Goal >>
Locate and copy all lines bearing the word "info".

Extracted records:
■ ■ ■
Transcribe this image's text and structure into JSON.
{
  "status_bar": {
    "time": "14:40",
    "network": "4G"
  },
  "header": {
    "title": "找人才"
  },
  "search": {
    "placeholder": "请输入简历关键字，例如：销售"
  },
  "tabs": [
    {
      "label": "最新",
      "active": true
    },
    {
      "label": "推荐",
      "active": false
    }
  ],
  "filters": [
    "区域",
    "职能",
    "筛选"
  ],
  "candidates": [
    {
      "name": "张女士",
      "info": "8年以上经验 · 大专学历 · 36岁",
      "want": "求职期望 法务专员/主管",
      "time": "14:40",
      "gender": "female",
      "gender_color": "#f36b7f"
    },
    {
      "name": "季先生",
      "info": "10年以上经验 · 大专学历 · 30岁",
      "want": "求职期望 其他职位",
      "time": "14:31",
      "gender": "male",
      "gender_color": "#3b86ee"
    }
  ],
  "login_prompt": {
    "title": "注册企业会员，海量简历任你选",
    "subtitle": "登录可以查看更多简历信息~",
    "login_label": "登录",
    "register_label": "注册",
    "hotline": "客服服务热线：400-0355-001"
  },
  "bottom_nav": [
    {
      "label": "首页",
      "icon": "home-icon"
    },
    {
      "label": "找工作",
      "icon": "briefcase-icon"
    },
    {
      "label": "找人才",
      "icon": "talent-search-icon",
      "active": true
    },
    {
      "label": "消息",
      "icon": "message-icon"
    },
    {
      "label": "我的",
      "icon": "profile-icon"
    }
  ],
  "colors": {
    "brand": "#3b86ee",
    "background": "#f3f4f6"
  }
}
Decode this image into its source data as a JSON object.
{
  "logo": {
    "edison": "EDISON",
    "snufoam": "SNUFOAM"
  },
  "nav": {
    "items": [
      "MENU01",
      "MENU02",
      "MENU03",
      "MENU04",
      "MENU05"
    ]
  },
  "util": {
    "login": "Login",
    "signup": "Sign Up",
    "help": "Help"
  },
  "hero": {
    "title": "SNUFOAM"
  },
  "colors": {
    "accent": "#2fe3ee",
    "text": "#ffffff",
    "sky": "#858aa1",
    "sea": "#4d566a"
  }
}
■ ■ ■
Expected answer >>
      "info": "8年以上经验 · 大专学历 · 36岁",
      "info": "10年以上经验 · 大专学历 · 30岁",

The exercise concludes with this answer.